• _Records provided_

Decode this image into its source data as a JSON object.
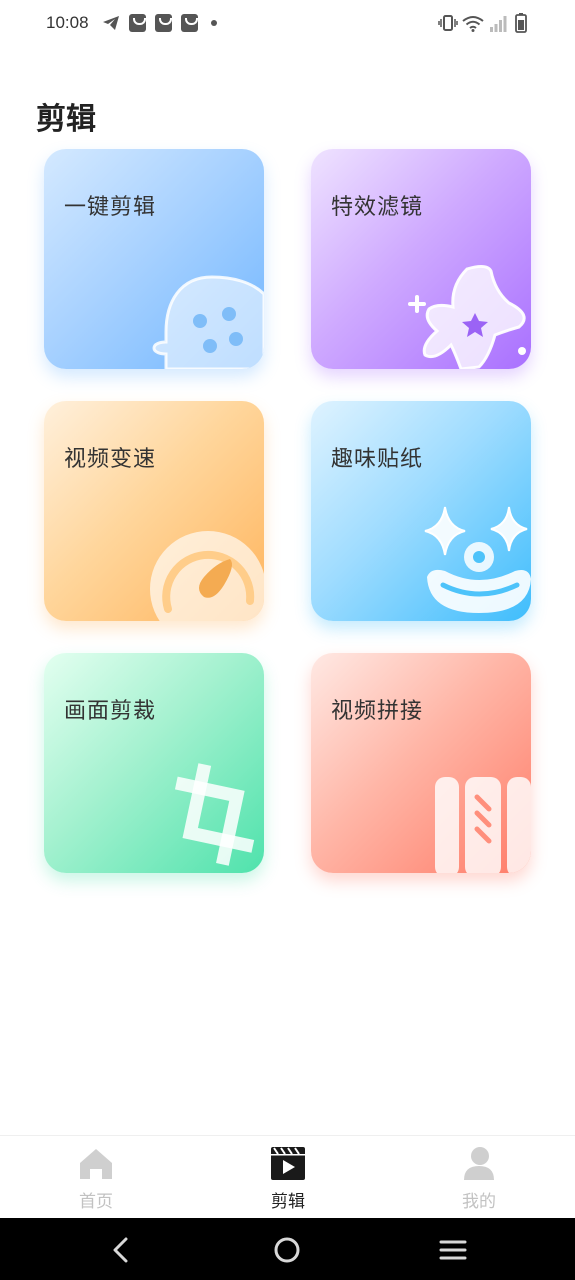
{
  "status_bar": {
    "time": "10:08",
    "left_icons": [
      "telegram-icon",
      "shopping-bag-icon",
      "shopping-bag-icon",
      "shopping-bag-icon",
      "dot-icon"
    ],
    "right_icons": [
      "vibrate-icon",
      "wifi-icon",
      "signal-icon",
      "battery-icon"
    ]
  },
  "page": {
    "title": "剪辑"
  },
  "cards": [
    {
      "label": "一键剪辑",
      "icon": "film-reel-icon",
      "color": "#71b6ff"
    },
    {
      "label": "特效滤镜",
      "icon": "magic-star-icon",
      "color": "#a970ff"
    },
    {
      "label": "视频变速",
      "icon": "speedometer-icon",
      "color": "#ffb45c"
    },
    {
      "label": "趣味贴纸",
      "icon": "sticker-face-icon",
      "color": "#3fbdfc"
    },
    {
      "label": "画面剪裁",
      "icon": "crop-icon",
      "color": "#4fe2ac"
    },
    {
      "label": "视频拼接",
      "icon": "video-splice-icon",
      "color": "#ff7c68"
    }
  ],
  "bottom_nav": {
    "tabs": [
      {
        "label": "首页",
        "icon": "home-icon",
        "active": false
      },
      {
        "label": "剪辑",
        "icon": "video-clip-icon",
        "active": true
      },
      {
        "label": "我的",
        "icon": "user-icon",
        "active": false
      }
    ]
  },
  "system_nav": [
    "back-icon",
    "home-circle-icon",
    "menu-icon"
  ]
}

--

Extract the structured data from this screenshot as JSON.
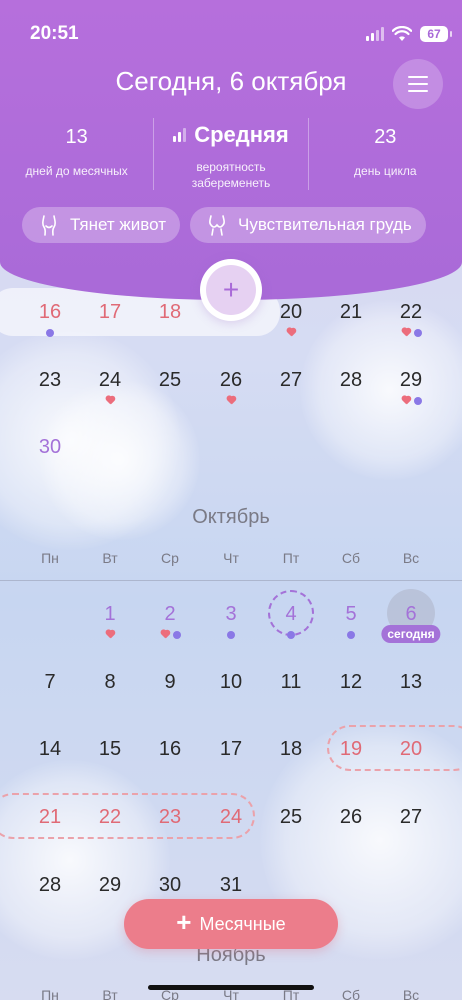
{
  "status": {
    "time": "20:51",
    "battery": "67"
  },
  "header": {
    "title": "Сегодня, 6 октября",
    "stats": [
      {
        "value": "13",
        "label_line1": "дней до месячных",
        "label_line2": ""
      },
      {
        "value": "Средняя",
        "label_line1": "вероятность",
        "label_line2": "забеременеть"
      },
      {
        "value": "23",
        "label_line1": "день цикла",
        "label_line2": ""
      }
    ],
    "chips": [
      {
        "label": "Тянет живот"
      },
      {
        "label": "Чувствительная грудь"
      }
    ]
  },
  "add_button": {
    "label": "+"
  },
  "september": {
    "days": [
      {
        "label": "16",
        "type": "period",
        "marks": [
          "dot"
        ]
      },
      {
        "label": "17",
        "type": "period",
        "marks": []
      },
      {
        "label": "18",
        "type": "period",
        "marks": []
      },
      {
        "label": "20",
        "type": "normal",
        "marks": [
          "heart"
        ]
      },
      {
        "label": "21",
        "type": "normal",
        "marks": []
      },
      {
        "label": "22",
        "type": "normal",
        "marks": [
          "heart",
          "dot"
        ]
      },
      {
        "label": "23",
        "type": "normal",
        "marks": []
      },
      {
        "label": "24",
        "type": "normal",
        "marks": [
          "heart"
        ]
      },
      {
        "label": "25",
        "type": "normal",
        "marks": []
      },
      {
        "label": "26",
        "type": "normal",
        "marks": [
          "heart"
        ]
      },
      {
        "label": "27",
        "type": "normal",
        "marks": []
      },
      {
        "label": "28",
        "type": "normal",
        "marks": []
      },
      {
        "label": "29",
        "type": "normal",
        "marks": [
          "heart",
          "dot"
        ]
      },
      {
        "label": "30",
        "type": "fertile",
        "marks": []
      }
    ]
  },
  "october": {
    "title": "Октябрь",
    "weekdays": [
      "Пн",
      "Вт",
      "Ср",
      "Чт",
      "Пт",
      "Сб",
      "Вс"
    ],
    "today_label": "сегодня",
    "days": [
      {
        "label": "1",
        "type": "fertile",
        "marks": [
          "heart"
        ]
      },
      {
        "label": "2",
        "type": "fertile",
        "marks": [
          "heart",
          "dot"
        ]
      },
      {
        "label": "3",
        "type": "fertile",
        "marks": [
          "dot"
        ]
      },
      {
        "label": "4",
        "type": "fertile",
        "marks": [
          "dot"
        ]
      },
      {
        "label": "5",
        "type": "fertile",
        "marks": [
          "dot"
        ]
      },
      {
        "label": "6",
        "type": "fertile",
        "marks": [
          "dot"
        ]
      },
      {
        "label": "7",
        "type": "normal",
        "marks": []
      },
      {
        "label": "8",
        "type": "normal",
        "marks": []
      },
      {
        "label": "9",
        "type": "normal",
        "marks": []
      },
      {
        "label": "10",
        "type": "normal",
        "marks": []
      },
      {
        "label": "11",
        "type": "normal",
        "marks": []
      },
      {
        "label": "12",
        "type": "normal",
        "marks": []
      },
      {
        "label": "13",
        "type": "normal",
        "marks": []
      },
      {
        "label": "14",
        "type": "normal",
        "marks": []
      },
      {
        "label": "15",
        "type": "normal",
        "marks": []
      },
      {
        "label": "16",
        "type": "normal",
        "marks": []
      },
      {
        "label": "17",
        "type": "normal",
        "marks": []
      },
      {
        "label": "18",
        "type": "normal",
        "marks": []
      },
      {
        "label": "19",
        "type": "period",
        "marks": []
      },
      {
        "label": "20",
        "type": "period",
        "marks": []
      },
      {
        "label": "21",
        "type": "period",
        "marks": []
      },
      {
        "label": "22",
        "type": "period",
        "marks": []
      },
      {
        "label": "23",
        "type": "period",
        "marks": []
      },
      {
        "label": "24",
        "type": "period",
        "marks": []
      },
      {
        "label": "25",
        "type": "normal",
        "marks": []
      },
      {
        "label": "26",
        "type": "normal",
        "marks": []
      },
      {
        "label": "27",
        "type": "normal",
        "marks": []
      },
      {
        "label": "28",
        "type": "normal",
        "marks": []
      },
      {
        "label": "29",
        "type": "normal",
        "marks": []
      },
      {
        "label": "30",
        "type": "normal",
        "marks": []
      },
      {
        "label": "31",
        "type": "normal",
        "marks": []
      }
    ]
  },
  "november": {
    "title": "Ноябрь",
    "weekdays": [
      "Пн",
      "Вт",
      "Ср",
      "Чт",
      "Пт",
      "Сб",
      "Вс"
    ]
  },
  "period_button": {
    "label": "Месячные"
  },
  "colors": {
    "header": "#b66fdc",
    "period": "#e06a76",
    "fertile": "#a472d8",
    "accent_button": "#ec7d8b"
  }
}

• _What you have to do_
Using the entries above, find all lines with "data". Copy them.

• _Exercise output_
Decode this image into its source data as a JSON object.
Extract the structured data from this screenshot as JSON.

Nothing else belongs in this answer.